GIVEN DATA:
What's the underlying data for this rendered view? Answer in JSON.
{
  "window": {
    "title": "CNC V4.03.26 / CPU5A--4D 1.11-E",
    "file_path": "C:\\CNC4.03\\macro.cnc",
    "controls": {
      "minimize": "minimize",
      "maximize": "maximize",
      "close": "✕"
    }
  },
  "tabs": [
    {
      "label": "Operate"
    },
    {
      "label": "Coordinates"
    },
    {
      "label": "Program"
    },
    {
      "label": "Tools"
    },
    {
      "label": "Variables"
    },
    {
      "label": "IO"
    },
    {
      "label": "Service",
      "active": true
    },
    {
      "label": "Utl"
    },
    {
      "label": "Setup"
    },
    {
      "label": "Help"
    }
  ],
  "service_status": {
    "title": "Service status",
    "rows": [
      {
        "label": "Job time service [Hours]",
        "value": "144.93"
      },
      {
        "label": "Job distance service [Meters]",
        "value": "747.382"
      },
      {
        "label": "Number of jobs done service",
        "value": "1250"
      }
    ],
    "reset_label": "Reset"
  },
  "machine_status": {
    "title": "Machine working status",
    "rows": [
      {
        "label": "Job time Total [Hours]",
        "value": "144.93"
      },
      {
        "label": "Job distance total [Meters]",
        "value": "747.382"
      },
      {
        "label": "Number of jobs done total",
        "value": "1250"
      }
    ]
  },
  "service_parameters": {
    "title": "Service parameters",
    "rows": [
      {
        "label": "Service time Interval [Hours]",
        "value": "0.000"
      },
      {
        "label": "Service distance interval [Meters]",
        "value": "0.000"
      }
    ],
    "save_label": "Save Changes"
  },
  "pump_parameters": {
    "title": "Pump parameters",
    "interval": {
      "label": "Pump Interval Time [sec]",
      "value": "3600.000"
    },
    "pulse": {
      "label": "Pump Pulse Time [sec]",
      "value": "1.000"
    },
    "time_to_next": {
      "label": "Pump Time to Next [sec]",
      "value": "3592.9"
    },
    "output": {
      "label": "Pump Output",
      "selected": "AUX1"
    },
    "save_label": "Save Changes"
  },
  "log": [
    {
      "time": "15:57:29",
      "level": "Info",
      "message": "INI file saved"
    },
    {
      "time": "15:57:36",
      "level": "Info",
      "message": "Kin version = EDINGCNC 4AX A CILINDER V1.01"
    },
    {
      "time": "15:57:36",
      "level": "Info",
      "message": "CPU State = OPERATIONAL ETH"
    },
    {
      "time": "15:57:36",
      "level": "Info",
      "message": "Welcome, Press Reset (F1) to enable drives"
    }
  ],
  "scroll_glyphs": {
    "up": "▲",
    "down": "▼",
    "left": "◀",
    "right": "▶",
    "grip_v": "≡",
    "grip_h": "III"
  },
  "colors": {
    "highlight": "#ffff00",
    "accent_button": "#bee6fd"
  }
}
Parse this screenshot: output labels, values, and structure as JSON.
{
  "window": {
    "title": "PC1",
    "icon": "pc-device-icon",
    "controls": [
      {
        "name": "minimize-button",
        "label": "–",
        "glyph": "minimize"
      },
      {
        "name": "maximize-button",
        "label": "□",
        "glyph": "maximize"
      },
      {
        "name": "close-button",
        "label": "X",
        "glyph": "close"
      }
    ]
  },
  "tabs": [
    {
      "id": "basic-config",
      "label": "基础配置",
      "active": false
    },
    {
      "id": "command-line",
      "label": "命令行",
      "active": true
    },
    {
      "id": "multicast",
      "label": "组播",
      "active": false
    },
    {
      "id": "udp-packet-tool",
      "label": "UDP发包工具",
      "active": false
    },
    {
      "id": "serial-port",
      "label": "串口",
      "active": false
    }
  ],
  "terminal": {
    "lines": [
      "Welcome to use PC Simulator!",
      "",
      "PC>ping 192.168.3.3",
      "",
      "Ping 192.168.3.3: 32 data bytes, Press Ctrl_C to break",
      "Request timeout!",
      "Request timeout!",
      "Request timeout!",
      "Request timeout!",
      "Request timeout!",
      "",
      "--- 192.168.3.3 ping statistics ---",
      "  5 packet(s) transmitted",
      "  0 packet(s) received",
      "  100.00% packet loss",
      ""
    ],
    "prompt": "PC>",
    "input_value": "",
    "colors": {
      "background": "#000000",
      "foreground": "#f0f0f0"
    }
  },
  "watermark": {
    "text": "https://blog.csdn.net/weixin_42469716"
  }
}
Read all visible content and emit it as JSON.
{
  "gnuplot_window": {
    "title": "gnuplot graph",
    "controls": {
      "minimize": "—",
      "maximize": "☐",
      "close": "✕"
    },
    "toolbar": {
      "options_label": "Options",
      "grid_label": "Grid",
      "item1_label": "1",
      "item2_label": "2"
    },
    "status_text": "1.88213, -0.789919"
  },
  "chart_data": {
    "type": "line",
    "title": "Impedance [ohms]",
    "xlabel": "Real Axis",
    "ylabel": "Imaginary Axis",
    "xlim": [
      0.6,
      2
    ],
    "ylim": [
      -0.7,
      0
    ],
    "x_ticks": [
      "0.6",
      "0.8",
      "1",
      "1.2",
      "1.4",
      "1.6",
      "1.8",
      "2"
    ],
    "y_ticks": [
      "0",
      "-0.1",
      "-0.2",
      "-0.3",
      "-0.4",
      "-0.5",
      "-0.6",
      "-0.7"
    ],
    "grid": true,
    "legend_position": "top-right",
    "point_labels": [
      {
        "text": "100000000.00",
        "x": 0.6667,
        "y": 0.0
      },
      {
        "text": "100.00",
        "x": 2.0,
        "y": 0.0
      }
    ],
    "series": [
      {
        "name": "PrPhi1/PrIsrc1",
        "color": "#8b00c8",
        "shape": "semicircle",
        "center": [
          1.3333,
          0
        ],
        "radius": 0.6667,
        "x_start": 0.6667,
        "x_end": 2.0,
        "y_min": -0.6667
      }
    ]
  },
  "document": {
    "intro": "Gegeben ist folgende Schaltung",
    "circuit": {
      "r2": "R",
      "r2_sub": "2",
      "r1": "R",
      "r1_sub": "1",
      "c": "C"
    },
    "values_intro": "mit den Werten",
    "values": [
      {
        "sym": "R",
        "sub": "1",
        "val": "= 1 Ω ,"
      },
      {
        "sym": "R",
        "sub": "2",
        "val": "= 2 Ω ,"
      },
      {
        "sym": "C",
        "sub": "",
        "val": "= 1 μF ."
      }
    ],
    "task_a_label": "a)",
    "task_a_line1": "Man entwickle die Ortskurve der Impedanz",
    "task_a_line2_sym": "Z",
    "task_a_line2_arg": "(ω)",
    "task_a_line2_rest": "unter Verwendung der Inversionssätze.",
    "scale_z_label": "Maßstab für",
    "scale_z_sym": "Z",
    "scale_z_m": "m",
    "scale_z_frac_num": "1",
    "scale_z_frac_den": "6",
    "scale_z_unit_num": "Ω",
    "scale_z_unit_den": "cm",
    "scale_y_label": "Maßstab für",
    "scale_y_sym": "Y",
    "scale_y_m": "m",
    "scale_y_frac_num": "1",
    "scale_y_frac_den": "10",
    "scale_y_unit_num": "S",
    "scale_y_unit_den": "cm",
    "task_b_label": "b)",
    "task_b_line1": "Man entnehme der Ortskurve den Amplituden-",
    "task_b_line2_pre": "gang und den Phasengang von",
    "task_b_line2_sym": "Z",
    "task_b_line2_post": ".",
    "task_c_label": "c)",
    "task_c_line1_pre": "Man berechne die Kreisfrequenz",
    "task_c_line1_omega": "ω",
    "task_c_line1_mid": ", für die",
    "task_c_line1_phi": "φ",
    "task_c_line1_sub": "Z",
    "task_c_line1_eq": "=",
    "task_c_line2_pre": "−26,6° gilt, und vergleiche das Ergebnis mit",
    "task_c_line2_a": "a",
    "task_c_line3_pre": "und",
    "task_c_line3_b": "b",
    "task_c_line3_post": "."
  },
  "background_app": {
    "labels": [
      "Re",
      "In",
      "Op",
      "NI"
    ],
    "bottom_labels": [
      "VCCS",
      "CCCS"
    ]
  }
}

TASK TO COMPLETE: Return every line from the records above that holds the word "JSON".

TASK OUTPUT:
What's the underlying data for this rendered view? Answer in JSON.
Parse this screenshot: output labels, values, and structure as JSON.
Read all visible content and emit it as JSON.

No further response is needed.